Goal of the exercise: Exactly as they appear, output all of the records. Skip any images.

***** The data *****

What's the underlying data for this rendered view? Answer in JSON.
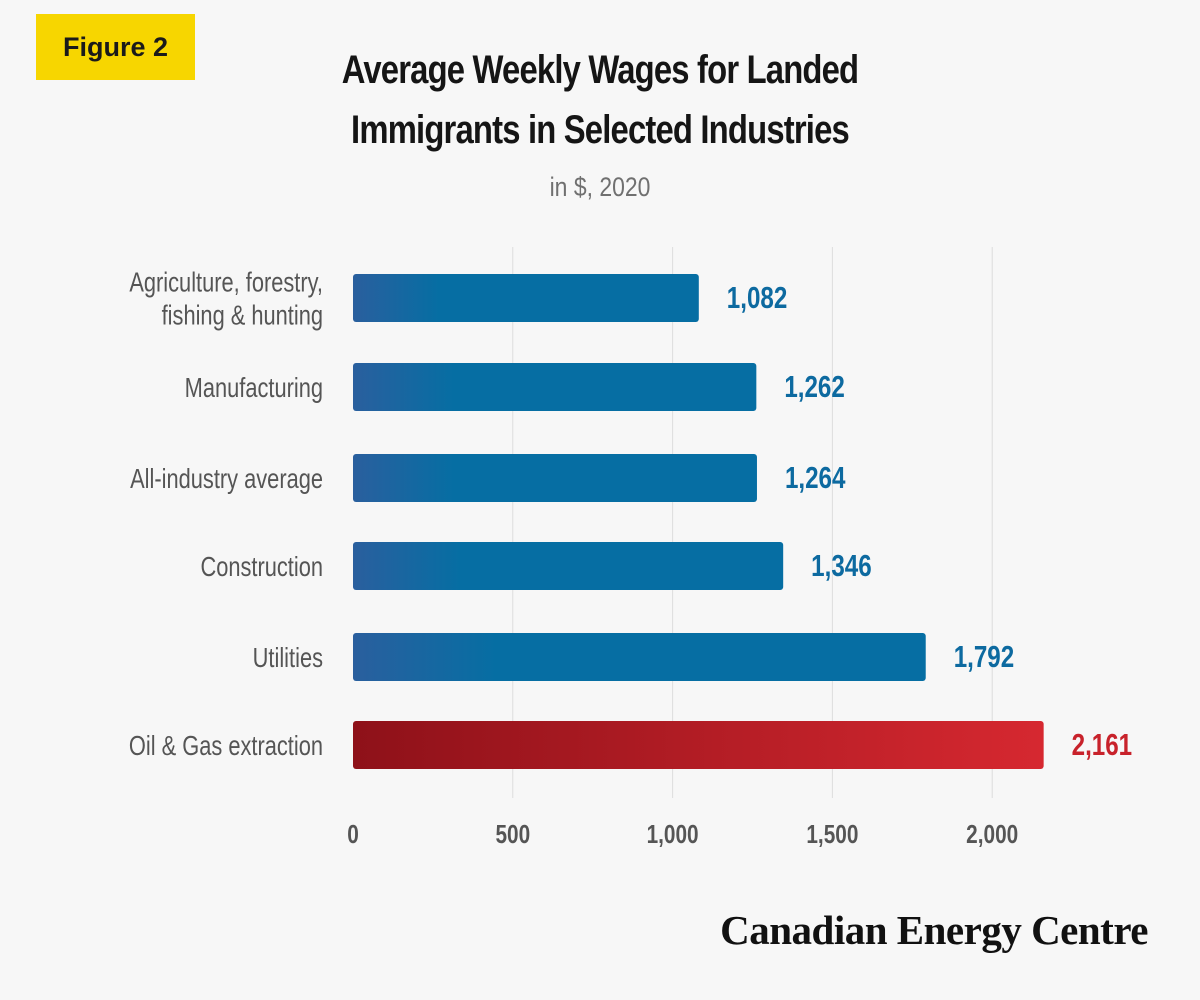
{
  "badge": "Figure 2",
  "title_lines": [
    "Average Weekly Wages for Landed",
    "Immigrants in Selected Industries"
  ],
  "subtitle": "in $, 2020",
  "brand": "Canadian Energy Centre",
  "colors": {
    "blue_dark": "#2a5f9e",
    "blue": "#066ea3",
    "red_dark": "#8e1119",
    "red": "#d62830",
    "label_text": "#555555",
    "value_blue": "#0d6aa0",
    "value_red": "#c8222b",
    "gridline": "#dddddd",
    "badge": "#f7d600"
  },
  "chart_data": {
    "type": "bar",
    "orientation": "horizontal",
    "title": "Average Weekly Wages for Landed Immigrants in Selected Industries",
    "subtitle": "in $, 2020",
    "categories": [
      [
        "Agriculture, forestry,",
        "fishing & hunting"
      ],
      [
        "Manufacturing"
      ],
      [
        "All-industry average"
      ],
      [
        "Construction"
      ],
      [
        "Utilities"
      ],
      [
        "Oil & Gas extraction"
      ]
    ],
    "values": [
      1082,
      1262,
      1264,
      1346,
      1792,
      2161
    ],
    "value_labels": [
      "1,082",
      "1,262",
      "1,264",
      "1,346",
      "1,792",
      "2,161"
    ],
    "highlight_index": 5,
    "xlim": [
      0,
      2000
    ],
    "x_ticks": [
      0,
      500,
      1000,
      1500,
      2000
    ],
    "x_tick_labels": [
      "0",
      "500",
      "1,000",
      "1,500",
      "2,000"
    ],
    "grid": true
  }
}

*****

Solution to this exercise:
What's the underlying data for this rendered view? Answer in JSON.
{
  "badge": "Figure 2",
  "title_lines": [
    "Average Weekly Wages for Landed",
    "Immigrants in Selected Industries"
  ],
  "subtitle": "in $, 2020",
  "brand": "Canadian Energy Centre",
  "colors": {
    "blue_dark": "#2a5f9e",
    "blue": "#066ea3",
    "red_dark": "#8e1119",
    "red": "#d62830",
    "label_text": "#555555",
    "value_blue": "#0d6aa0",
    "value_red": "#c8222b",
    "gridline": "#dddddd",
    "badge": "#f7d600"
  },
  "chart_data": {
    "type": "bar",
    "orientation": "horizontal",
    "title": "Average Weekly Wages for Landed Immigrants in Selected Industries",
    "subtitle": "in $, 2020",
    "categories": [
      [
        "Agriculture, forestry,",
        "fishing & hunting"
      ],
      [
        "Manufacturing"
      ],
      [
        "All-industry average"
      ],
      [
        "Construction"
      ],
      [
        "Utilities"
      ],
      [
        "Oil & Gas extraction"
      ]
    ],
    "values": [
      1082,
      1262,
      1264,
      1346,
      1792,
      2161
    ],
    "value_labels": [
      "1,082",
      "1,262",
      "1,264",
      "1,346",
      "1,792",
      "2,161"
    ],
    "highlight_index": 5,
    "xlim": [
      0,
      2000
    ],
    "x_ticks": [
      0,
      500,
      1000,
      1500,
      2000
    ],
    "x_tick_labels": [
      "0",
      "500",
      "1,000",
      "1,500",
      "2,000"
    ],
    "grid": true
  }
}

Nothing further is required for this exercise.